Exercise aim: Below is the data. Give it again, complete and exact.
START Information shown
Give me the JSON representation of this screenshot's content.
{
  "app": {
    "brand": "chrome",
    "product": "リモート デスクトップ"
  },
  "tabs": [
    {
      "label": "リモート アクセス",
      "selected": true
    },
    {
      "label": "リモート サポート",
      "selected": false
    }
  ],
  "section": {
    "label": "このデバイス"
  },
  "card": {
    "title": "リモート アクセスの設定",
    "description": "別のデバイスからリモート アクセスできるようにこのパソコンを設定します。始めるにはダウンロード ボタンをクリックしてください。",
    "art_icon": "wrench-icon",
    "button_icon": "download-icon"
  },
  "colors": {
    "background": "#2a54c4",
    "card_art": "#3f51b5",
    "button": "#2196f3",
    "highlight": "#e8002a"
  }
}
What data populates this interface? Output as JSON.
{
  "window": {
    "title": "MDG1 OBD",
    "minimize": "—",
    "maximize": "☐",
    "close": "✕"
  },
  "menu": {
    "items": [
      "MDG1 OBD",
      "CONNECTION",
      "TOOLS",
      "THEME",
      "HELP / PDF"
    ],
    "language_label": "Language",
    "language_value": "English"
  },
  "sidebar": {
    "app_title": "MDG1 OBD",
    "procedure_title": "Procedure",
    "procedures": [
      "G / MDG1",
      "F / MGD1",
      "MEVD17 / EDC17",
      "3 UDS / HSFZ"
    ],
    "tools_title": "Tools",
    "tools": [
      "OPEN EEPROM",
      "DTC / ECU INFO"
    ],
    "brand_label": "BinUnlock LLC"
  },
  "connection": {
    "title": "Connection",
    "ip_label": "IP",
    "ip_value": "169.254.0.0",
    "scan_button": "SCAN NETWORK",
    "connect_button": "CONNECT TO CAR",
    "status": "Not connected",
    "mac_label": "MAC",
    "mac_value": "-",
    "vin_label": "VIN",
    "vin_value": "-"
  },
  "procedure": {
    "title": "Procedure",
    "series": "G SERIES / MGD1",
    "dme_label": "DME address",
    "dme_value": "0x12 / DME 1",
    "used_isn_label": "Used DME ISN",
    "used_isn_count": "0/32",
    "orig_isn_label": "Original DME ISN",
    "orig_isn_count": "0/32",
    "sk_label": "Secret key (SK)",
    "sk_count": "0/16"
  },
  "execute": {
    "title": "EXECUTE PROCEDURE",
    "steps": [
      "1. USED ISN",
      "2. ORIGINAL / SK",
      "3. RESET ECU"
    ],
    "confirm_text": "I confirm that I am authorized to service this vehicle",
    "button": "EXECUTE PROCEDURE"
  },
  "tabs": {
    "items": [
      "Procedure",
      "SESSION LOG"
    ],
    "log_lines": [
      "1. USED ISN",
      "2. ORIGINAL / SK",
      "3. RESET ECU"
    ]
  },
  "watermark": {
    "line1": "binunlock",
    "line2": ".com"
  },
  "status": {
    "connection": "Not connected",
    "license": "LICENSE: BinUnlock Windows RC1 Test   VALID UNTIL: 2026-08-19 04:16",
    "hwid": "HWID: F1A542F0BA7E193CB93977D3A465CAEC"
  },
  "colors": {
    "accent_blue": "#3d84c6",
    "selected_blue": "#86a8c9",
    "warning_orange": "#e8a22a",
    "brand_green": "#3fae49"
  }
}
END Information shown
In response:
Give me the JSON representation of this screenshot's content.
{
  "app": {
    "brand": "chrome",
    "product": "リモート デスクトップ"
  },
  "tabs": [
    {
      "label": "リモート アクセス",
      "selected": true
    },
    {
      "label": "リモート サポート",
      "selected": false
    }
  ],
  "section": {
    "label": "このデバイス"
  },
  "card": {
    "title": "リモート アクセスの設定",
    "description": "別のデバイスからリモート アクセスできるようにこのパソコンを設定します。始めるにはダウンロード ボタンをクリックしてください。",
    "art_icon": "wrench-icon",
    "button_icon": "download-icon"
  },
  "colors": {
    "background": "#2a54c4",
    "card_art": "#3f51b5",
    "button": "#2196f3",
    "highlight": "#e8002a"
  }
}
What data populates this interface? Output as JSON.
{
  "window": {
    "title": "MDG1 OBD",
    "minimize": "—",
    "maximize": "☐",
    "close": "✕"
  },
  "menu": {
    "items": [
      "MDG1 OBD",
      "CONNECTION",
      "TOOLS",
      "THEME",
      "HELP / PDF"
    ],
    "language_label": "Language",
    "language_value": "English"
  },
  "sidebar": {
    "app_title": "MDG1 OBD",
    "procedure_title": "Procedure",
    "procedures": [
      "G / MDG1",
      "F / MGD1",
      "MEVD17 / EDC17",
      "3 UDS / HSFZ"
    ],
    "tools_title": "Tools",
    "tools": [
      "OPEN EEPROM",
      "DTC / ECU INFO"
    ],
    "brand_label": "BinUnlock LLC"
  },
  "connection": {
    "title": "Connection",
    "ip_label": "IP",
    "ip_value": "169.254.0.0",
    "scan_button": "SCAN NETWORK",
    "connect_button": "CONNECT TO CAR",
    "status": "Not connected",
    "mac_label": "MAC",
    "mac_value": "-",
    "vin_label": "VIN",
    "vin_value": "-"
  },
  "procedure": {
    "title": "Procedure",
    "series": "G SERIES / MGD1",
    "dme_label": "DME address",
    "dme_value": "0x12 / DME 1",
    "used_isn_label": "Used DME ISN",
    "used_isn_count": "0/32",
    "orig_isn_label": "Original DME ISN",
    "orig_isn_count": "0/32",
    "sk_label": "Secret key (SK)",
    "sk_count": "0/16"
  },
  "execute": {
    "title": "EXECUTE PROCEDURE",
    "steps": [
      "1. USED ISN",
      "2. ORIGINAL / SK",
      "3. RESET ECU"
    ],
    "confirm_text": "I confirm that I am authorized to service this vehicle",
    "button": "EXECUTE PROCEDURE"
  },
  "tabs": {
    "items": [
      "Procedure",
      "SESSION LOG"
    ],
    "log_lines": [
      "1. USED ISN",
      "2. ORIGINAL / SK",
      "3. RESET ECU"
    ]
  },
  "watermark": {
    "line1": "binunlock",
    "line2": ".com"
  },
  "status": {
    "connection": "Not connected",
    "license": "LICENSE: BinUnlock Windows RC1 Test   VALID UNTIL: 2026-08-19 04:16",
    "hwid": "HWID: F1A542F0BA7E193CB93977D3A465CAEC"
  },
  "colors": {
    "accent_blue": "#3d84c6",
    "selected_blue": "#86a8c9",
    "warning_orange": "#e8a22a",
    "brand_green": "#3fae49"
  }
}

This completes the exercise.